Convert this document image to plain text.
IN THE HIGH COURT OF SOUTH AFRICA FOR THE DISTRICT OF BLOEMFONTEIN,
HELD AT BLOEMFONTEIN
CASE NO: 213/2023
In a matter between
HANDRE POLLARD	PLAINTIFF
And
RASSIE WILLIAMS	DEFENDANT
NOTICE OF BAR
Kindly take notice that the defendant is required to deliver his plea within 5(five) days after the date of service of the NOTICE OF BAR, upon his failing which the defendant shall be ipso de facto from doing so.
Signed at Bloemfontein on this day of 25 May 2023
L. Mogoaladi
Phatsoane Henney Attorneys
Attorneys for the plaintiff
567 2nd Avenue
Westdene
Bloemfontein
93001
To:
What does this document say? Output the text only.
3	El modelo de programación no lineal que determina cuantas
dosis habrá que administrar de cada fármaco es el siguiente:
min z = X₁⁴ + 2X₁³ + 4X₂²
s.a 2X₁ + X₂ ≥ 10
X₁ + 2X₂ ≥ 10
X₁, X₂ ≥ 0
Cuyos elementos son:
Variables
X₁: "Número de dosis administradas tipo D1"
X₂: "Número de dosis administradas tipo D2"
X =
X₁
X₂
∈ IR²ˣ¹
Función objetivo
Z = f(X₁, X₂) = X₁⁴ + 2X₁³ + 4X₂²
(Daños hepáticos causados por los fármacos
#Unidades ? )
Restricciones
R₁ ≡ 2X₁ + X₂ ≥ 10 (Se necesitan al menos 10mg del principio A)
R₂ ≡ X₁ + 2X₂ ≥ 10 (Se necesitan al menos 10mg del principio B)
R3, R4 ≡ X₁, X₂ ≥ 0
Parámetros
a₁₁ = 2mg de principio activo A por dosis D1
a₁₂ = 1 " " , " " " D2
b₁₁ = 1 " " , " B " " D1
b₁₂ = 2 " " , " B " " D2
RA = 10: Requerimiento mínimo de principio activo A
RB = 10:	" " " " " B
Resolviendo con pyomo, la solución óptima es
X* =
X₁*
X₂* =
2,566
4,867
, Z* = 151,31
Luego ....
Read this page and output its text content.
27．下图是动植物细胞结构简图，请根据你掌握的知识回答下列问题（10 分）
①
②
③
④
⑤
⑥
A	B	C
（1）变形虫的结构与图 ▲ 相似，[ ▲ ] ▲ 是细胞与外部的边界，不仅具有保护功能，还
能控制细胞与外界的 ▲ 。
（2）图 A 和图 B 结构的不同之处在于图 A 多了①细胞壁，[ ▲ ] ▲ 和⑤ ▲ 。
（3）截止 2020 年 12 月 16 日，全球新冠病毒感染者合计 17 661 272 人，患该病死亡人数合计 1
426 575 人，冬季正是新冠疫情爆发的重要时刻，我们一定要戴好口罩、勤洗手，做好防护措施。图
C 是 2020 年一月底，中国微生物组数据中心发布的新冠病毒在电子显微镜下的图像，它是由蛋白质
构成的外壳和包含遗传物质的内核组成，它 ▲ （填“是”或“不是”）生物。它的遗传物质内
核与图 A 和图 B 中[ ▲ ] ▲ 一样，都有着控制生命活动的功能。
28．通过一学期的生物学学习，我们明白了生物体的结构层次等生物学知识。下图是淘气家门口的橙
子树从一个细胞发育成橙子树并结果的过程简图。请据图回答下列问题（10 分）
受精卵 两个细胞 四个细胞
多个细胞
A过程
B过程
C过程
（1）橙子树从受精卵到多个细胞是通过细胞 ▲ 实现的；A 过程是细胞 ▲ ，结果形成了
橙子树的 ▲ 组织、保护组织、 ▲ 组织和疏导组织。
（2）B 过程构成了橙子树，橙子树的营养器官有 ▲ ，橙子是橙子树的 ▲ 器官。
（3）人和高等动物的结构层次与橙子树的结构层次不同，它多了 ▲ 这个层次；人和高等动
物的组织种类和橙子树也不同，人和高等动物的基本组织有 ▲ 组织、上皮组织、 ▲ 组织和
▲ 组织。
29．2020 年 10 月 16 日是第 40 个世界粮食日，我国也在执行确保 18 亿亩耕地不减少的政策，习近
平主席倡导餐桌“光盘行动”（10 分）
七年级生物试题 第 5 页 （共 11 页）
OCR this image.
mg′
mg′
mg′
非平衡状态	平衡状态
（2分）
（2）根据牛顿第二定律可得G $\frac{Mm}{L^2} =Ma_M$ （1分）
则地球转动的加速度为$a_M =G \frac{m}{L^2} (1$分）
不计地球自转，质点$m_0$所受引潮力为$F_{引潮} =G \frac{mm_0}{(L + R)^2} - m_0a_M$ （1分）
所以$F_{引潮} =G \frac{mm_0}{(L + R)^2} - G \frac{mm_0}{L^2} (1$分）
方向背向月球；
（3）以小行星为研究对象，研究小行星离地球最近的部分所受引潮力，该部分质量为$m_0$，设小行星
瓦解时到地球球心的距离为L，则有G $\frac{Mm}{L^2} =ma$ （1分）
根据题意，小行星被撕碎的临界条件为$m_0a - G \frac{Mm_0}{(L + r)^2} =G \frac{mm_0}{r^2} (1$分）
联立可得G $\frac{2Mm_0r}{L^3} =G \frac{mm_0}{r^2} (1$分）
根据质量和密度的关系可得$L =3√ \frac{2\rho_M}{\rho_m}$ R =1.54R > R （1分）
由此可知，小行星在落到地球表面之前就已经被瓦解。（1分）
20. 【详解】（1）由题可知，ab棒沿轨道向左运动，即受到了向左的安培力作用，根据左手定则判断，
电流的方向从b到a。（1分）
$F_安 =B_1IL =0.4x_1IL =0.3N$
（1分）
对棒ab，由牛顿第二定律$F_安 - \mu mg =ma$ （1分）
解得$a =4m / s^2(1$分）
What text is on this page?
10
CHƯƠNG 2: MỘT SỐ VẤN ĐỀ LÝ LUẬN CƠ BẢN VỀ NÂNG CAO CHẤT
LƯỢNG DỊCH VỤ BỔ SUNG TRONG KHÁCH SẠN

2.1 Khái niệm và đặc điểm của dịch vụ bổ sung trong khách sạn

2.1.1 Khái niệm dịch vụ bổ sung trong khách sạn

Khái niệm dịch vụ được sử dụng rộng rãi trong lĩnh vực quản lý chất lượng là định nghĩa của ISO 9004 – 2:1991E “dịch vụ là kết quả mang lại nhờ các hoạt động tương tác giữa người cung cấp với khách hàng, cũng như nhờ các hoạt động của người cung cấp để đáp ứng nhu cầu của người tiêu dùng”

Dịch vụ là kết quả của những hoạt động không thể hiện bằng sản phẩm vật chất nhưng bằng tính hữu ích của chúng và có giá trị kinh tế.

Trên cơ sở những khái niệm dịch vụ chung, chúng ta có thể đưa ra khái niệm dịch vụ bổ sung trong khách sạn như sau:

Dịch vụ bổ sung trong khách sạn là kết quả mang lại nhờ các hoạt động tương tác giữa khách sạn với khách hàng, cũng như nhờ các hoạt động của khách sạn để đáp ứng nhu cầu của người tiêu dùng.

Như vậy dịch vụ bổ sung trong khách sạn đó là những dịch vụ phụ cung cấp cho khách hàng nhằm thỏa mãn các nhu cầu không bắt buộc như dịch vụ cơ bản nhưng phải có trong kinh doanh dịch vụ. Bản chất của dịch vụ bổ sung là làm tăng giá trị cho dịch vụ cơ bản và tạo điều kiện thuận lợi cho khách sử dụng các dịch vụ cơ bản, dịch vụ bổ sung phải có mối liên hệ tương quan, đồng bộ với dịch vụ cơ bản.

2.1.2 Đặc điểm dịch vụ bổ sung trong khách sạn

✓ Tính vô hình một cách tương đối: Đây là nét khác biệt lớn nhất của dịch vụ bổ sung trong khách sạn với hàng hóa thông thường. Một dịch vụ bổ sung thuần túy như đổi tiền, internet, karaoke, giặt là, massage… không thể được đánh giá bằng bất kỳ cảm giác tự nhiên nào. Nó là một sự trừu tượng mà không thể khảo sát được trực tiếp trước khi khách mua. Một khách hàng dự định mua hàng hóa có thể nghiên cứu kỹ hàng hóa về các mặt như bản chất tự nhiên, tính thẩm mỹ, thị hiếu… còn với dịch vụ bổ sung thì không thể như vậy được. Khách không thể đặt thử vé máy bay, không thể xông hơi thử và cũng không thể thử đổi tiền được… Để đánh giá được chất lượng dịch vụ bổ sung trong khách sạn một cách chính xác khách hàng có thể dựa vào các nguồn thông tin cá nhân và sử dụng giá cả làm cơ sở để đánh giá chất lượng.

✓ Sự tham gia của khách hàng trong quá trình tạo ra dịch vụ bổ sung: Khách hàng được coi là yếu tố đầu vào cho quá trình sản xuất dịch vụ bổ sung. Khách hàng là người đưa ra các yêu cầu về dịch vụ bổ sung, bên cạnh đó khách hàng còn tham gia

———

TASK OBJECTIVE> From the listing above, copy every line that includes the word "tính".

OUTPUT OF THE TASK>
Dịch vụ là kết quả của những hoạt động không thể hiện bằng sản phẩm vật chất nhưng bằng tính hữu ích của chúng và có giá trị kinh tế.
✓ Tính vô hình một cách tương đối: Đây là nét khác biệt lớn nhất của dịch vụ bổ sung trong khách sạn với hàng hóa thông thường. Một dịch vụ bổ sung thuần túy như đổi tiền, internet, karaoke, giặt là, massage… không thể được đánh giá bằng bất kỳ cảm giác tự nhiên nào. Nó là một sự trừu tượng mà không thể khảo sát được trực tiếp trước khi khách mua. Một khách hàng dự định mua hàng hóa có thể nghiên cứu kỹ hàng hóa về các mặt như bản chất tự nhiên, tính thẩm mỹ, thị hiếu… còn với dịch vụ bổ sung thì không thể như vậy được. Khách không thể đặt thử vé máy bay, không thể xông hơi thử và cũng không thể thử đổi tiền được… Để đánh giá được chất lượng dịch vụ bổ sung trong khách sạn một cách chính xác khách hàng có thể dựa vào các nguồn thông tin cá nhân và sử dụng giá cả làm cơ sở để đánh giá chất lượng.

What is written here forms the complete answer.